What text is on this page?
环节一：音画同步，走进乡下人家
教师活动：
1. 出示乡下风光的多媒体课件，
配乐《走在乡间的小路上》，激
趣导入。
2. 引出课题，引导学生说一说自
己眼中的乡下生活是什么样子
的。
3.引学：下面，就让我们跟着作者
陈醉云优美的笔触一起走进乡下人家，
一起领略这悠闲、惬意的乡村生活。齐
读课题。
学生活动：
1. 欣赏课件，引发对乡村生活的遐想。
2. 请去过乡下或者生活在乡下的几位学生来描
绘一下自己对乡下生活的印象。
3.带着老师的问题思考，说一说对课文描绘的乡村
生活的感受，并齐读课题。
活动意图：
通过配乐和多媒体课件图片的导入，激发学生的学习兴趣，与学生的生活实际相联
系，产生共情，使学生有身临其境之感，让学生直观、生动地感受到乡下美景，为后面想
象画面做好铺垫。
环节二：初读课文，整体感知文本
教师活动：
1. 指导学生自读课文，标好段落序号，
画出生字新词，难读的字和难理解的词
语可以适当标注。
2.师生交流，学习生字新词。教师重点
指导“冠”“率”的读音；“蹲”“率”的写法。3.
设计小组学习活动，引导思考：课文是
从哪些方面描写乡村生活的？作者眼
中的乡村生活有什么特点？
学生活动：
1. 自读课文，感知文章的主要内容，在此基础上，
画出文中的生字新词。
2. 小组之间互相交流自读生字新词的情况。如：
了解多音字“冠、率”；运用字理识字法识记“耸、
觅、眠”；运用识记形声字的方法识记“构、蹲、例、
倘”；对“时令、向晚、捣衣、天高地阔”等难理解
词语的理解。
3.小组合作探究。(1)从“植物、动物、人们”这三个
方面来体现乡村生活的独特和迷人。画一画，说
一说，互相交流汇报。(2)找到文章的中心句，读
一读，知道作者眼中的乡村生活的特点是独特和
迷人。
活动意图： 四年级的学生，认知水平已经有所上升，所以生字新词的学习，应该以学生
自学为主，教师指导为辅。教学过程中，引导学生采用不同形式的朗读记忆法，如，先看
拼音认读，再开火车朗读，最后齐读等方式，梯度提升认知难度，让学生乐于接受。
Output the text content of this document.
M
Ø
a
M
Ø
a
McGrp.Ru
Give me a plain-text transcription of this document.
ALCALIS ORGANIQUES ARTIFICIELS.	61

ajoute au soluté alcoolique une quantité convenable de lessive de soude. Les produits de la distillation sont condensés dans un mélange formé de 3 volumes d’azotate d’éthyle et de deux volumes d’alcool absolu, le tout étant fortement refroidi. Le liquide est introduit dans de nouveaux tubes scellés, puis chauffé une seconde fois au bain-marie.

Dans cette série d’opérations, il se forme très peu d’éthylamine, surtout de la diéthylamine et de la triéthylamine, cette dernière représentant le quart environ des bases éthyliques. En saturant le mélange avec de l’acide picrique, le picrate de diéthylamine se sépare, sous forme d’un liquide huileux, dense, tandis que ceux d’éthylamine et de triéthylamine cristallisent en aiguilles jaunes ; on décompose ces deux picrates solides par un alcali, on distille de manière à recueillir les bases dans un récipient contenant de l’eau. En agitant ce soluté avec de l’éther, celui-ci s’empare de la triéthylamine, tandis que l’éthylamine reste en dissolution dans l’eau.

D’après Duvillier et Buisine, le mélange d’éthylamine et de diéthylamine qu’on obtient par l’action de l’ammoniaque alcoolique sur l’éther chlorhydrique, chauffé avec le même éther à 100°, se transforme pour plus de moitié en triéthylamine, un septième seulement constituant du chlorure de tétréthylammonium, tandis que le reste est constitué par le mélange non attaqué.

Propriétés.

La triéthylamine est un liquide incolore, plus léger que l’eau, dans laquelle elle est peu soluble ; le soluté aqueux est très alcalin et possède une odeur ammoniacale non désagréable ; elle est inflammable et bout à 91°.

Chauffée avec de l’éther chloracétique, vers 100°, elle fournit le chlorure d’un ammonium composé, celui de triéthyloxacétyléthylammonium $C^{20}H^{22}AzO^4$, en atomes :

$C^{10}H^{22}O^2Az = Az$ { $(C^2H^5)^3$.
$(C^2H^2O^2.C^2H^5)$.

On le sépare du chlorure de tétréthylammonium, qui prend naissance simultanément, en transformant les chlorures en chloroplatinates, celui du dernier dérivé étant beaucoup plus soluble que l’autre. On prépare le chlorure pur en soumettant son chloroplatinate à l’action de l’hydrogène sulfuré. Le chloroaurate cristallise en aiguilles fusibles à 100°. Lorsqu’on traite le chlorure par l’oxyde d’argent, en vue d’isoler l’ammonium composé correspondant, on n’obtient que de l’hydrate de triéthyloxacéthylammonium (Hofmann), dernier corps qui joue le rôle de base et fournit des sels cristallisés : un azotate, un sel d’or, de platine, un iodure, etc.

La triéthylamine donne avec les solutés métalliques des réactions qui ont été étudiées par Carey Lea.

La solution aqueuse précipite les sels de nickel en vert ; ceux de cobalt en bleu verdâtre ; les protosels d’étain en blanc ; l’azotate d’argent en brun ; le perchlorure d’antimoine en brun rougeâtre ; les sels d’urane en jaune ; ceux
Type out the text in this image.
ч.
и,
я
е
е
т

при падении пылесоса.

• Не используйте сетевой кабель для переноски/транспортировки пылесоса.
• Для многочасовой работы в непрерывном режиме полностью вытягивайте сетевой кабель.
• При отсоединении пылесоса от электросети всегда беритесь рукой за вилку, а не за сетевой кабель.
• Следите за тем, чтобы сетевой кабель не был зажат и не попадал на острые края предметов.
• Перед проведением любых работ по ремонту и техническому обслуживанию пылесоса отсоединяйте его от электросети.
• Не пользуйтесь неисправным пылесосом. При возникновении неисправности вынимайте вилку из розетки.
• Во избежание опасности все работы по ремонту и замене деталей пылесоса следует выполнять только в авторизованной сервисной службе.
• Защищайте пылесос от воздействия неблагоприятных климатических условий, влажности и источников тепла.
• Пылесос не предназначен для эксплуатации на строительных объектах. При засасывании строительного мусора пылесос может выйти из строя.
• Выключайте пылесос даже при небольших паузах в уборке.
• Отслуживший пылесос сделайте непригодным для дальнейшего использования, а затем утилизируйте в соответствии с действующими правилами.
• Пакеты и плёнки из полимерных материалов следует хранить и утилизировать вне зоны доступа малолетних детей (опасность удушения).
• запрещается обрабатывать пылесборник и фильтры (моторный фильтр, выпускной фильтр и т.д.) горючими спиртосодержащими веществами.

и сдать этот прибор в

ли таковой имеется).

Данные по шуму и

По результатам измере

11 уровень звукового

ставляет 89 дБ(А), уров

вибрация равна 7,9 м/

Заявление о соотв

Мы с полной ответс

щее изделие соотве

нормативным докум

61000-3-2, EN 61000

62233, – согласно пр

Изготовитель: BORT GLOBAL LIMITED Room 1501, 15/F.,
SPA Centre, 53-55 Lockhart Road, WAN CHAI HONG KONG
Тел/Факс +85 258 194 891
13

________________

- _Exercise_:
Count each line where the string "étant" occurs, and write only the number.

- _Task response_:
2